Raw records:
--- Begin ---

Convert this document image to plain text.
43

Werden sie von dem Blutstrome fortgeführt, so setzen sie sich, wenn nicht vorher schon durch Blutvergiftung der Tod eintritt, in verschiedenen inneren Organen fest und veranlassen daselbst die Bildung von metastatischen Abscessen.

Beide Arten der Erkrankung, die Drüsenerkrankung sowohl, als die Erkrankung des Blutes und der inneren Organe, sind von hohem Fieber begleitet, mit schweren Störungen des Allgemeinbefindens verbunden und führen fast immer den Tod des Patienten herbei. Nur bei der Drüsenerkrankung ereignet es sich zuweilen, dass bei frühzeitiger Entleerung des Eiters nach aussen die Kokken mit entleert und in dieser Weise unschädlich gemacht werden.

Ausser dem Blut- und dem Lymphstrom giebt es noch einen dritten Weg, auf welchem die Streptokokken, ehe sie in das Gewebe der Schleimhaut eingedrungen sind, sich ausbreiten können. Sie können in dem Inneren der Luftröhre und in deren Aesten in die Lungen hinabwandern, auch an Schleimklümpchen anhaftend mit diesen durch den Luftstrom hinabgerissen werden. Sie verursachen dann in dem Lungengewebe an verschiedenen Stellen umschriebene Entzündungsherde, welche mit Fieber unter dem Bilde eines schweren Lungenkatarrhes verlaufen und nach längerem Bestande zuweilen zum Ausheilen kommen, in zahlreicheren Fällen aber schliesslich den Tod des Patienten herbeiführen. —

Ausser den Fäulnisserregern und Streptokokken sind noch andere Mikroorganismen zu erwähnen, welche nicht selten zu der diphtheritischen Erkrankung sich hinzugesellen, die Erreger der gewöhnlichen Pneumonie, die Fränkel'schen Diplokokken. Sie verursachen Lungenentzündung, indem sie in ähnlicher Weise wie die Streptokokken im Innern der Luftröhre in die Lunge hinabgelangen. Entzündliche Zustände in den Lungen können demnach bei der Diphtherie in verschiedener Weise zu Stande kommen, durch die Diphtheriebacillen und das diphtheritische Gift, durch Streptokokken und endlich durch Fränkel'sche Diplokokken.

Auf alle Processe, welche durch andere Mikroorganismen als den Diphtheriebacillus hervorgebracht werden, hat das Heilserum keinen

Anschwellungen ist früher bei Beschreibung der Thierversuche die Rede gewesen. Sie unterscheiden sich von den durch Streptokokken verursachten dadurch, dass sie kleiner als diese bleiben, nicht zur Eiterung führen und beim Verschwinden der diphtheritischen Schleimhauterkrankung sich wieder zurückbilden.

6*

--- End ---

* [EXERCISE OBJECTIVE]: Transcribe all the entries, keeping each one exactly as it is.

* [EXERCISE ANSWER]:
Convert this document image to plain text.
43

Werden sie von dem Blutstrome fortgeführt, so setzen sie sich, wenn nicht vorher schon durch Blutvergiftung der Tod eintritt, in verschiedenen inneren Organen fest und veranlassen daselbst die Bildung von metastatischen Abscessen.

Beide Arten der Erkrankung, die Drüsenerkrankung sowohl, als die Erkrankung des Blutes und der inneren Organe, sind von hohem Fieber begleitet, mit schweren Störungen des Allgemeinbefindens verbunden und führen fast immer den Tod des Patienten herbei. Nur bei der Drüsenerkrankung ereignet es sich zuweilen, dass bei frühzeitiger Entleerung des Eiters nach aussen die Kokken mit entleert und in dieser Weise unschädlich gemacht werden.

Ausser dem Blut- und dem Lymphstrom giebt es noch einen dritten Weg, auf welchem die Streptokokken, ehe sie in das Gewebe der Schleimhaut eingedrungen sind, sich ausbreiten können. Sie können in dem Inneren der Luftröhre und in deren Aesten in die Lungen hinabwandern, auch an Schleimklümpchen anhaftend mit diesen durch den Luftstrom hinabgerissen werden. Sie verursachen dann in dem Lungengewebe an verschiedenen Stellen umschriebene Entzündungsherde, welche mit Fieber unter dem Bilde eines schweren Lungenkatarrhes verlaufen und nach längerem Bestande zuweilen zum Ausheilen kommen, in zahlreicheren Fällen aber schliesslich den Tod des Patienten herbeiführen. —

Ausser den Fäulnisserregern und Streptokokken sind noch andere Mikroorganismen zu erwähnen, welche nicht selten zu der diphtheritischen Erkrankung sich hinzugesellen, die Erreger der gewöhnlichen Pneumonie, die Fränkel'schen Diplokokken. Sie verursachen Lungenentzündung, indem sie in ähnlicher Weise wie die Streptokokken im Innern der Luftröhre in die Lunge hinabgelangen. Entzündliche Zustände in den Lungen können demnach bei der Diphtherie in verschiedener Weise zu Stande kommen, durch die Diphtheriebacillen und das diphtheritische Gift, durch Streptokokken und endlich durch Fränkel'sche Diplokokken.

Auf alle Processe, welche durch andere Mikroorganismen als den Diphtheriebacillus hervorgebracht werden, hat das Heilserum keinen

Anschwellungen ist früher bei Beschreibung der Thierversuche die Rede gewesen. Sie unterscheiden sich von den durch Streptokokken verursachten dadurch, dass sie kleiner als diese bleiben, nicht zur Eiterung führen und beim Verschwinden der diphtheritischen Schleimhauterkrankung sich wieder zurückbilden.

6*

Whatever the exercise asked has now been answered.